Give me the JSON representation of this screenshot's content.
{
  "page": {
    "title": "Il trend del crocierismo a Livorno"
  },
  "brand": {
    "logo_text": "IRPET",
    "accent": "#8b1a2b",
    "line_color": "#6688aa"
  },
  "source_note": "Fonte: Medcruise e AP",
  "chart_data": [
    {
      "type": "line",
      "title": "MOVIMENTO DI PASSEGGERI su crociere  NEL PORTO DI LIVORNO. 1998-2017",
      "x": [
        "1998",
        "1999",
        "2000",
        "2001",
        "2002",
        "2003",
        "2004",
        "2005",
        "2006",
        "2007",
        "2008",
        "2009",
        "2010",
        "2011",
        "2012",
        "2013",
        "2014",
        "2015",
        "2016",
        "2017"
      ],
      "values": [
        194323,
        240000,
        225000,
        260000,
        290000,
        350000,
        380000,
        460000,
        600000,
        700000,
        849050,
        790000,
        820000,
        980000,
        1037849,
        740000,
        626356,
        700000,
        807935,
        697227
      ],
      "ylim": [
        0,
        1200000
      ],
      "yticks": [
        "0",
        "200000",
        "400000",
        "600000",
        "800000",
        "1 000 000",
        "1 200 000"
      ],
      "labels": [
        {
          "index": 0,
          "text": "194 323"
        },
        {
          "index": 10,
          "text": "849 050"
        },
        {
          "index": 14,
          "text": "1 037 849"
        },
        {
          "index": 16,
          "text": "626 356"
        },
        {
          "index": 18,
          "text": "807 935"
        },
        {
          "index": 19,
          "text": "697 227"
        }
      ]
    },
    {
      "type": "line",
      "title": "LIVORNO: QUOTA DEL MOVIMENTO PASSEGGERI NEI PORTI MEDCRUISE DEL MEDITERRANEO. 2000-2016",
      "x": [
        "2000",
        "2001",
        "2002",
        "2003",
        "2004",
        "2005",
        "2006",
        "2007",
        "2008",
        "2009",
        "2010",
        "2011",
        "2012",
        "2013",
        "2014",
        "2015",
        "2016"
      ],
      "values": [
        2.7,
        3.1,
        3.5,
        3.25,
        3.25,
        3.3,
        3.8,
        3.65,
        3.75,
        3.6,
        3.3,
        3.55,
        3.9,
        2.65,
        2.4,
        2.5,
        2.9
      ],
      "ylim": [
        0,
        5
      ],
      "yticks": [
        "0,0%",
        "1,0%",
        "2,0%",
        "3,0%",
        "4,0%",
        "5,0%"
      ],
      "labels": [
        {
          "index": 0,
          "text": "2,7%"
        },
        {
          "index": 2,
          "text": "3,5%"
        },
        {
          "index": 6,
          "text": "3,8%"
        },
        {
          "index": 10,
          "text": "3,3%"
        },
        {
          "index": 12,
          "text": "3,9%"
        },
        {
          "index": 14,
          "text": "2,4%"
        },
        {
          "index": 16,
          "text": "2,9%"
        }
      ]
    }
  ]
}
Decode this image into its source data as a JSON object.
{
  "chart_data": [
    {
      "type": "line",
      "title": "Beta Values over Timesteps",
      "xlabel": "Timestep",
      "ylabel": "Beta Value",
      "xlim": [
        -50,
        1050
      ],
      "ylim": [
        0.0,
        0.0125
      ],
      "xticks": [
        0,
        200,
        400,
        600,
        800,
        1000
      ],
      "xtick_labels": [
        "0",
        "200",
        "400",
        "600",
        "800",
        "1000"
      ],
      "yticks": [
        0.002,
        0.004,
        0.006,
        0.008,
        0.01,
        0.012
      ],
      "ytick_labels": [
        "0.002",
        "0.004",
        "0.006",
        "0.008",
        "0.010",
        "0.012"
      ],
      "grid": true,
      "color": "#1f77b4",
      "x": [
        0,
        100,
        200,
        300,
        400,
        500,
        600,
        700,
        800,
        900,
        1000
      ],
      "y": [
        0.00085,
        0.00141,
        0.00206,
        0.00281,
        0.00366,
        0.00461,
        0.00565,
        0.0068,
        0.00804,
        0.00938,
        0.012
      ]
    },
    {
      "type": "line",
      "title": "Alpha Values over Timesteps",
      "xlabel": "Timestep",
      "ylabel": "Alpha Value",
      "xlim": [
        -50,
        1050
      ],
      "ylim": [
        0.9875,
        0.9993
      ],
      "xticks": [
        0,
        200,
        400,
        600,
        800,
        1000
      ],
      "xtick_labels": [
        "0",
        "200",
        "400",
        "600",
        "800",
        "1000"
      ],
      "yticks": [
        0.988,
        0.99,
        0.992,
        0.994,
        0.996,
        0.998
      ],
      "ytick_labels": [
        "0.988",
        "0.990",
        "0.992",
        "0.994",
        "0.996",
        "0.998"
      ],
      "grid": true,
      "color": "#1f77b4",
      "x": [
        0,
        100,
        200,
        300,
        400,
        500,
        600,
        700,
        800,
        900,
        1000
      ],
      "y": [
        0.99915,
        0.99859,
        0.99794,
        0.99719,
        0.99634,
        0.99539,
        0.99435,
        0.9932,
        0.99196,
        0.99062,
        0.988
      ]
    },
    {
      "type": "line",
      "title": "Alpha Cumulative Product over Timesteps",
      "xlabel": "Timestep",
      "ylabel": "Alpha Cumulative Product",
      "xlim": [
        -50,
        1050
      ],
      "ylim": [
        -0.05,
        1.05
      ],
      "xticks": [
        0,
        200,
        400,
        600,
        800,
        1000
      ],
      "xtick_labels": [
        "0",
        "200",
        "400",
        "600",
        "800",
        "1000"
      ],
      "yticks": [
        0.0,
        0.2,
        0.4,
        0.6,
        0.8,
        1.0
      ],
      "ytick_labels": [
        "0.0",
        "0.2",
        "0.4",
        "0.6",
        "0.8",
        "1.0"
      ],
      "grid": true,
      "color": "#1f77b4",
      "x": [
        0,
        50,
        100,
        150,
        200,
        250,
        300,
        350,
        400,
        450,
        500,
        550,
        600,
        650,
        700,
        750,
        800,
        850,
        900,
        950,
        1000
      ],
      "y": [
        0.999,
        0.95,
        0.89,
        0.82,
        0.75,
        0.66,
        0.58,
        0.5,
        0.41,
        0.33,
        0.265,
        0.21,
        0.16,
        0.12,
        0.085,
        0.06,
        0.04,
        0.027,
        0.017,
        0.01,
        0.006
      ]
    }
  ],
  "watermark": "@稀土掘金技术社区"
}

•••••

**Required task**:
Give the listing again, word for word.

**Finished task**:
Give me the JSON representation of this screenshot's content.
{
  "page": {
    "title": "Il trend del crocierismo a Livorno"
  },
  "brand": {
    "logo_text": "IRPET",
    "accent": "#8b1a2b",
    "line_color": "#6688aa"
  },
  "source_note": "Fonte: Medcruise e AP",
  "chart_data": [
    {
      "type": "line",
      "title": "MOVIMENTO DI PASSEGGERI su crociere  NEL PORTO DI LIVORNO. 1998-2017",
      "x": [
        "1998",
        "1999",
        "2000",
        "2001",
        "2002",
        "2003",
        "2004",
        "2005",
        "2006",
        "2007",
        "2008",
        "2009",
        "2010",
        "2011",
        "2012",
        "2013",
        "2014",
        "2015",
        "2016",
        "2017"
      ],
      "values": [
        194323,
        240000,
        225000,
        260000,
        290000,
        350000,
        380000,
        460000,
        600000,
        700000,
        849050,
        790000,
        820000,
        980000,
        1037849,
        740000,
        626356,
        700000,
        807935,
        697227
      ],
      "ylim": [
        0,
        1200000
      ],
      "yticks": [
        "0",
        "200000",
        "400000",
        "600000",
        "800000",
        "1 000 000",
        "1 200 000"
      ],
      "labels": [
        {
          "index": 0,
          "text": "194 323"
        },
        {
          "index": 10,
          "text": "849 050"
        },
        {
          "index": 14,
          "text": "1 037 849"
        },
        {
          "index": 16,
          "text": "626 356"
        },
        {
          "index": 18,
          "text": "807 935"
        },
        {
          "index": 19,
          "text": "697 227"
        }
      ]
    },
    {
      "type": "line",
      "title": "LIVORNO: QUOTA DEL MOVIMENTO PASSEGGERI NEI PORTI MEDCRUISE DEL MEDITERRANEO. 2000-2016",
      "x": [
        "2000",
        "2001",
        "2002",
        "2003",
        "2004",
        "2005",
        "2006",
        "2007",
        "2008",
        "2009",
        "2010",
        "2011",
        "2012",
        "2013",
        "2014",
        "2015",
        "2016"
      ],
      "values": [
        2.7,
        3.1,
        3.5,
        3.25,
        3.25,
        3.3,
        3.8,
        3.65,
        3.75,
        3.6,
        3.3,
        3.55,
        3.9,
        2.65,
        2.4,
        2.5,
        2.9
      ],
      "ylim": [
        0,
        5
      ],
      "yticks": [
        "0,0%",
        "1,0%",
        "2,0%",
        "3,0%",
        "4,0%",
        "5,0%"
      ],
      "labels": [
        {
          "index": 0,
          "text": "2,7%"
        },
        {
          "index": 2,
          "text": "3,5%"
        },
        {
          "index": 6,
          "text": "3,8%"
        },
        {
          "index": 10,
          "text": "3,3%"
        },
        {
          "index": 12,
          "text": "3,9%"
        },
        {
          "index": 14,
          "text": "2,4%"
        },
        {
          "index": 16,
          "text": "2,9%"
        }
      ]
    }
  ]
}
Decode this image into its source data as a JSON object.
{
  "chart_data": [
    {
      "type": "line",
      "title": "Beta Values over Timesteps",
      "xlabel": "Timestep",
      "ylabel": "Beta Value",
      "xlim": [
        -50,
        1050
      ],
      "ylim": [
        0.0,
        0.0125
      ],
      "xticks": [
        0,
        200,
        400,
        600,
        800,
        1000
      ],
      "xtick_labels": [
        "0",
        "200",
        "400",
        "600",
        "800",
        "1000"
      ],
      "yticks": [
        0.002,
        0.004,
        0.006,
        0.008,
        0.01,
        0.012
      ],
      "ytick_labels": [
        "0.002",
        "0.004",
        "0.006",
        "0.008",
        "0.010",
        "0.012"
      ],
      "grid": true,
      "color": "#1f77b4",
      "x": [
        0,
        100,
        200,
        300,
        400,
        500,
        600,
        700,
        800,
        900,
        1000
      ],
      "y": [
        0.00085,
        0.00141,
        0.00206,
        0.00281,
        0.00366,
        0.00461,
        0.00565,
        0.0068,
        0.00804,
        0.00938,
        0.012
      ]
    },
    {
      "type": "line",
      "title": "Alpha Values over Timesteps",
      "xlabel": "Timestep",
      "ylabel": "Alpha Value",
      "xlim": [
        -50,
        1050
      ],
      "ylim": [
        0.9875,
        0.9993
      ],
      "xticks": [
        0,
        200,
        400,
        600,
        800,
        1000
      ],
      "xtick_labels": [
        "0",
        "200",
        "400",
        "600",
        "800",
        "1000"
      ],
      "yticks": [
        0.988,
        0.99,
        0.992,
        0.994,
        0.996,
        0.998
      ],
      "ytick_labels": [
        "0.988",
        "0.990",
        "0.992",
        "0.994",
        "0.996",
        "0.998"
      ],
      "grid": true,
      "color": "#1f77b4",
      "x": [
        0,
        100,
        200,
        300,
        400,
        500,
        600,
        700,
        800,
        900,
        1000
      ],
      "y": [
        0.99915,
        0.99859,
        0.99794,
        0.99719,
        0.99634,
        0.99539,
        0.99435,
        0.9932,
        0.99196,
        0.99062,
        0.988
      ]
    },
    {
      "type": "line",
      "title": "Alpha Cumulative Product over Timesteps",
      "xlabel": "Timestep",
      "ylabel": "Alpha Cumulative Product",
      "xlim": [
        -50,
        1050
      ],
      "ylim": [
        -0.05,
        1.05
      ],
      "xticks": [
        0,
        200,
        400,
        600,
        800,
        1000
      ],
      "xtick_labels": [
        "0",
        "200",
        "400",
        "600",
        "800",
        "1000"
      ],
      "yticks": [
        0.0,
        0.2,
        0.4,
        0.6,
        0.8,
        1.0
      ],
      "ytick_labels": [
        "0.0",
        "0.2",
        "0.4",
        "0.6",
        "0.8",
        "1.0"
      ],
      "grid": true,
      "color": "#1f77b4",
      "x": [
        0,
        50,
        100,
        150,
        200,
        250,
        300,
        350,
        400,
        450,
        500,
        550,
        600,
        650,
        700,
        750,
        800,
        850,
        900,
        950,
        1000
      ],
      "y": [
        0.999,
        0.95,
        0.89,
        0.82,
        0.75,
        0.66,
        0.58,
        0.5,
        0.41,
        0.33,
        0.265,
        0.21,
        0.16,
        0.12,
        0.085,
        0.06,
        0.04,
        0.027,
        0.017,
        0.01,
        0.006
      ]
    }
  ],
  "watermark": "@稀土掘金技术社区"
}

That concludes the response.